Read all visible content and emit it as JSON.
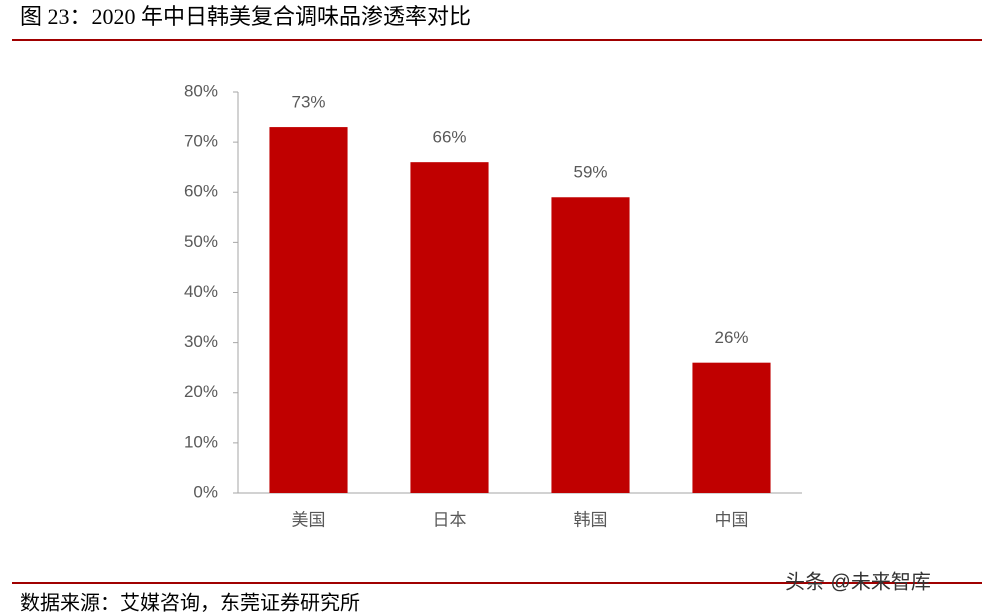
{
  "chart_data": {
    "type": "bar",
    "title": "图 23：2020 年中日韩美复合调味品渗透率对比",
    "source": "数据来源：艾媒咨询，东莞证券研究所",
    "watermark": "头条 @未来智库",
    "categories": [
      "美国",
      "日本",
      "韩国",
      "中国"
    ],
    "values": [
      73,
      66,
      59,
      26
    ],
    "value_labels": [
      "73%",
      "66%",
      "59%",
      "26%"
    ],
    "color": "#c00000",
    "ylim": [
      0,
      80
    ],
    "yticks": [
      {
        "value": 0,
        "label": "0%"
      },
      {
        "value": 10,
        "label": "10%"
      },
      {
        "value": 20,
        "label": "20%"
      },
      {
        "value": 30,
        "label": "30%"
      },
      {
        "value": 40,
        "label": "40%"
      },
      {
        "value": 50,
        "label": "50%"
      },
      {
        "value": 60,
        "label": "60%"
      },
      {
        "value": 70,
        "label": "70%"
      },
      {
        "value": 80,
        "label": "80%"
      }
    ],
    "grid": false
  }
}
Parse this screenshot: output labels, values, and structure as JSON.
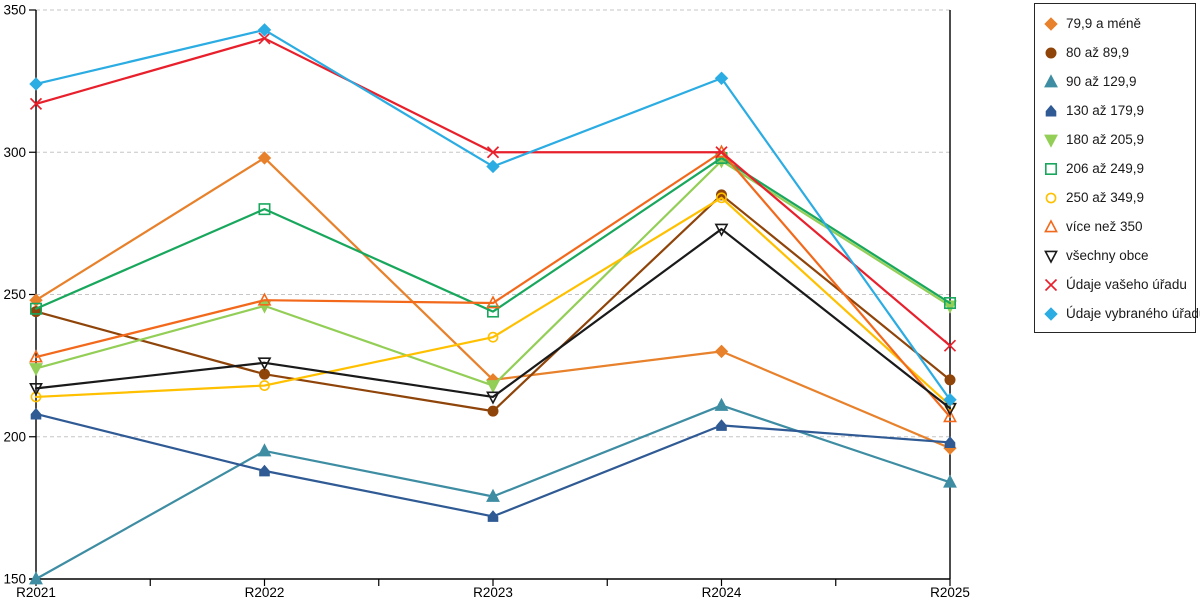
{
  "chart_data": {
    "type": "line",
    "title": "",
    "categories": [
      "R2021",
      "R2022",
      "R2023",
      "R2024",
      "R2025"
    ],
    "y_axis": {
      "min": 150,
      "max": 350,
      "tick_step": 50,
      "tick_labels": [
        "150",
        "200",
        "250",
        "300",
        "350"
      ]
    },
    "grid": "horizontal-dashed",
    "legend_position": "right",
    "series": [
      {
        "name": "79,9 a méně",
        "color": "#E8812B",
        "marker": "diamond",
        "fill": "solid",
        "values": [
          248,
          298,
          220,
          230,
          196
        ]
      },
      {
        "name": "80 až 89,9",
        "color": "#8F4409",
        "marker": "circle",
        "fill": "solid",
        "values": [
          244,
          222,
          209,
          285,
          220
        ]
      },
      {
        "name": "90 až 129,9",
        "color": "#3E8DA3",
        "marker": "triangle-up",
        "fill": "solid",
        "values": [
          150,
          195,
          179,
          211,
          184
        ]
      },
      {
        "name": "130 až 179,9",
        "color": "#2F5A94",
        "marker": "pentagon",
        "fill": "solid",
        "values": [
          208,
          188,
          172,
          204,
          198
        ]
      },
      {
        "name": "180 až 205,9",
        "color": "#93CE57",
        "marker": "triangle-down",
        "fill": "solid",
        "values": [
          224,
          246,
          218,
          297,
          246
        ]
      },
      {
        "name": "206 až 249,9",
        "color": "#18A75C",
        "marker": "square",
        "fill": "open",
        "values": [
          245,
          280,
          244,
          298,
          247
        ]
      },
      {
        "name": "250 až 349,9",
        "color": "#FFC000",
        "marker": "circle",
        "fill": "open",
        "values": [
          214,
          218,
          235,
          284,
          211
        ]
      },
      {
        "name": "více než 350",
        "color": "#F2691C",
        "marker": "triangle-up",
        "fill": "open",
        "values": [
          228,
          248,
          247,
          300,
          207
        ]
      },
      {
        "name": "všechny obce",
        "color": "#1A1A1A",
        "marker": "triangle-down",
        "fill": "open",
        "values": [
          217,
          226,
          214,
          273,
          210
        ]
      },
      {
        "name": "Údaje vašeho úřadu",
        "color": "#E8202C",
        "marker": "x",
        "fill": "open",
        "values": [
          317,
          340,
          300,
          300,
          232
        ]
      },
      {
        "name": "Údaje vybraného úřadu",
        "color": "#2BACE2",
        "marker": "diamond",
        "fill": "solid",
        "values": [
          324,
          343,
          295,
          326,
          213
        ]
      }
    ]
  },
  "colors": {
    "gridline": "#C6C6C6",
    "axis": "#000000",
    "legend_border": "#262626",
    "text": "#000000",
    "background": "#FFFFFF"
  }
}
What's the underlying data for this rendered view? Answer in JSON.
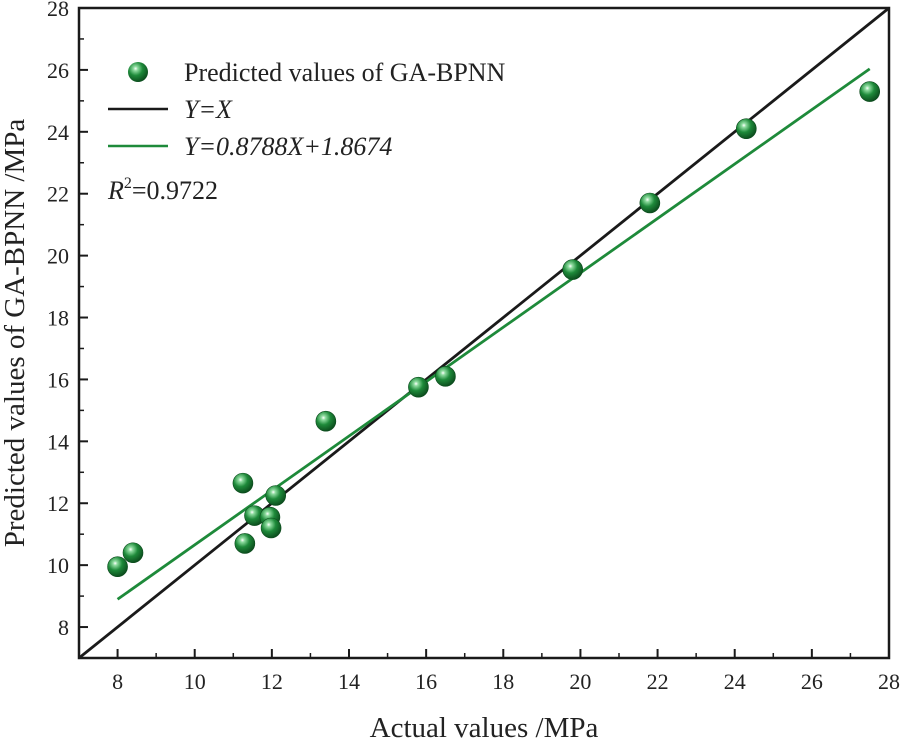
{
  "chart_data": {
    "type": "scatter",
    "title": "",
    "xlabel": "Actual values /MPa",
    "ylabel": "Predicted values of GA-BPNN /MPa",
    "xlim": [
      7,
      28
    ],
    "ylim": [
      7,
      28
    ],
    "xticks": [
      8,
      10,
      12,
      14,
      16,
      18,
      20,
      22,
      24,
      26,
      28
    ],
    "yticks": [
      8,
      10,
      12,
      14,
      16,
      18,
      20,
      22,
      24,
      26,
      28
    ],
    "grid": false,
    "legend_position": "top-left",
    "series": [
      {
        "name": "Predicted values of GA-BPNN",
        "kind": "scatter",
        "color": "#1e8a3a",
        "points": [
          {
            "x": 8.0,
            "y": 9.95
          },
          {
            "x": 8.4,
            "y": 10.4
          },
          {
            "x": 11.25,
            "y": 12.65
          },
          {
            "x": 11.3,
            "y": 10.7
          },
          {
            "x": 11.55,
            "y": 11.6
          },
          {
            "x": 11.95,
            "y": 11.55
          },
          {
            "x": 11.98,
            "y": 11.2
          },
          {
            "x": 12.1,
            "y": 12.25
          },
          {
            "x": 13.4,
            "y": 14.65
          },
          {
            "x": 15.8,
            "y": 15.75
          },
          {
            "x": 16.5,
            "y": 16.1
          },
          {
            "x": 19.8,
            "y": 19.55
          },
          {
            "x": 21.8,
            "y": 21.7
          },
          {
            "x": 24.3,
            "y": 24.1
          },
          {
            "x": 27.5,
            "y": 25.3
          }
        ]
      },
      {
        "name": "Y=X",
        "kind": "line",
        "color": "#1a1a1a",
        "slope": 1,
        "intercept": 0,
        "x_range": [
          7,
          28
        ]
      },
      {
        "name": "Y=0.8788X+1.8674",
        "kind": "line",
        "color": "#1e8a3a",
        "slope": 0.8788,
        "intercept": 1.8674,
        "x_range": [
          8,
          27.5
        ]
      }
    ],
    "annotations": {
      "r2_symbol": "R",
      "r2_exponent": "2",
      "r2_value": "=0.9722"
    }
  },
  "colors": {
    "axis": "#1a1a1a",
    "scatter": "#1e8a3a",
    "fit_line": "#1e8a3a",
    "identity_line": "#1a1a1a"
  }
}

▸ Problem requirements: Leave out the pictures and transcribe the entries above exactly.

▸ Output of the exercise:
Read all visible content and emit it as JSON.
{
  "chart_data": {
    "type": "bar",
    "title": "图 23：2020 年中日韩美复合调味品渗透率对比",
    "source": "数据来源：艾媒咨询，东莞证券研究所",
    "watermark": "头条 @未来智库",
    "categories": [
      "美国",
      "日本",
      "韩国",
      "中国"
    ],
    "values": [
      73,
      66,
      59,
      26
    ],
    "value_labels": [
      "73%",
      "66%",
      "59%",
      "26%"
    ],
    "color": "#c00000",
    "ylim": [
      0,
      80
    ],
    "yticks": [
      {
        "value": 0,
        "label": "0%"
      },
      {
        "value": 10,
        "label": "10%"
      },
      {
        "value": 20,
        "label": "20%"
      },
      {
        "value": 30,
        "label": "30%"
      },
      {
        "value": 40,
        "label": "40%"
      },
      {
        "value": 50,
        "label": "50%"
      },
      {
        "value": 60,
        "label": "60%"
      },
      {
        "value": 70,
        "label": "70%"
      },
      {
        "value": 80,
        "label": "80%"
      }
    ],
    "grid": false
  }
}
Parse this screenshot: output labels, values, and structure as JSON.
{
  "chart_data": {
    "type": "line",
    "title": "",
    "categories": [
      "R2021",
      "R2022",
      "R2023",
      "R2024",
      "R2025"
    ],
    "y_axis": {
      "min": 150,
      "max": 350,
      "tick_step": 50,
      "tick_labels": [
        "150",
        "200",
        "250",
        "300",
        "350"
      ]
    },
    "grid": "horizontal-dashed",
    "legend_position": "right",
    "series": [
      {
        "name": "79,9 a méně",
        "color": "#E8812B",
        "marker": "diamond",
        "fill": "solid",
        "values": [
          248,
          298,
          220,
          230,
          196
        ]
      },
      {
        "name": "80 až 89,9",
        "color": "#8F4409",
        "marker": "circle",
        "fill": "solid",
        "values": [
          244,
          222,
          209,
          285,
          220
        ]
      },
      {
        "name": "90 až 129,9",
        "color": "#3E8DA3",
        "marker": "triangle-up",
        "fill": "solid",
        "values": [
          150,
          195,
          179,
          211,
          184
        ]
      },
      {
        "name": "130 až 179,9",
        "color": "#2F5A94",
        "marker": "pentagon",
        "fill": "solid",
        "values": [
          208,
          188,
          172,
          204,
          198
        ]
      },
      {
        "name": "180 až 205,9",
        "color": "#93CE57",
        "marker": "triangle-down",
        "fill": "solid",
        "values": [
          224,
          246,
          218,
          297,
          246
        ]
      },
      {
        "name": "206 až 249,9",
        "color": "#18A75C",
        "marker": "square",
        "fill": "open",
        "values": [
          245,
          280,
          244,
          298,
          247
        ]
      },
      {
        "name": "250 až 349,9",
        "color": "#FFC000",
        "marker": "circle",
        "fill": "open",
        "values": [
          214,
          218,
          235,
          284,
          211
        ]
      },
      {
        "name": "více než 350",
        "color": "#F2691C",
        "marker": "triangle-up",
        "fill": "open",
        "values": [
          228,
          248,
          247,
          300,
          207
        ]
      },
      {
        "name": "všechny obce",
        "color": "#1A1A1A",
        "marker": "triangle-down",
        "fill": "open",
        "values": [
          217,
          226,
          214,
          273,
          210
        ]
      },
      {
        "name": "Údaje vašeho úřadu",
        "color": "#E8202C",
        "marker": "x",
        "fill": "open",
        "values": [
          317,
          340,
          300,
          300,
          232
        ]
      },
      {
        "name": "Údaje vybraného úřadu",
        "color": "#2BACE2",
        "marker": "diamond",
        "fill": "solid",
        "values": [
          324,
          343,
          295,
          326,
          213
        ]
      }
    ]
  },
  "colors": {
    "gridline": "#C6C6C6",
    "axis": "#000000",
    "legend_border": "#262626",
    "text": "#000000",
    "background": "#FFFFFF"
  }
}
What's the underlying data for this rendered view? Answer in JSON.
{
  "chart_data": {
    "type": "scatter",
    "title": "",
    "xlabel": "Actual values /MPa",
    "ylabel": "Predicted values of GA-BPNN /MPa",
    "xlim": [
      7,
      28
    ],
    "ylim": [
      7,
      28
    ],
    "xticks": [
      8,
      10,
      12,
      14,
      16,
      18,
      20,
      22,
      24,
      26,
      28
    ],
    "yticks": [
      8,
      10,
      12,
      14,
      16,
      18,
      20,
      22,
      24,
      26,
      28
    ],
    "grid": false,
    "legend_position": "top-left",
    "series": [
      {
        "name": "Predicted values of GA-BPNN",
        "kind": "scatter",
        "color": "#1e8a3a",
        "points": [
          {
            "x": 8.0,
            "y": 9.95
          },
          {
            "x": 8.4,
            "y": 10.4
          },
          {
            "x": 11.25,
            "y": 12.65
          },
          {
            "x": 11.3,
            "y": 10.7
          },
          {
            "x": 11.55,
            "y": 11.6
          },
          {
            "x": 11.95,
            "y": 11.55
          },
          {
            "x": 11.98,
            "y": 11.2
          },
          {
            "x": 12.1,
            "y": 12.25
          },
          {
            "x": 13.4,
            "y": 14.65
          },
          {
            "x": 15.8,
            "y": 15.75
          },
          {
            "x": 16.5,
            "y": 16.1
          },
          {
            "x": 19.8,
            "y": 19.55
          },
          {
            "x": 21.8,
            "y": 21.7
          },
          {
            "x": 24.3,
            "y": 24.1
          },
          {
            "x": 27.5,
            "y": 25.3
          }
        ]
      },
      {
        "name": "Y=X",
        "kind": "line",
        "color": "#1a1a1a",
        "slope": 1,
        "intercept": 0,
        "x_range": [
          7,
          28
        ]
      },
      {
        "name": "Y=0.8788X+1.8674",
        "kind": "line",
        "color": "#1e8a3a",
        "slope": 0.8788,
        "intercept": 1.8674,
        "x_range": [
          8,
          27.5
        ]
      }
    ],
    "annotations": {
      "r2_symbol": "R",
      "r2_exponent": "2",
      "r2_value": "=0.9722"
    }
  },
  "colors": {
    "axis": "#1a1a1a",
    "scatter": "#1e8a3a",
    "fit_line": "#1e8a3a",
    "identity_line": "#1a1a1a"
  }
}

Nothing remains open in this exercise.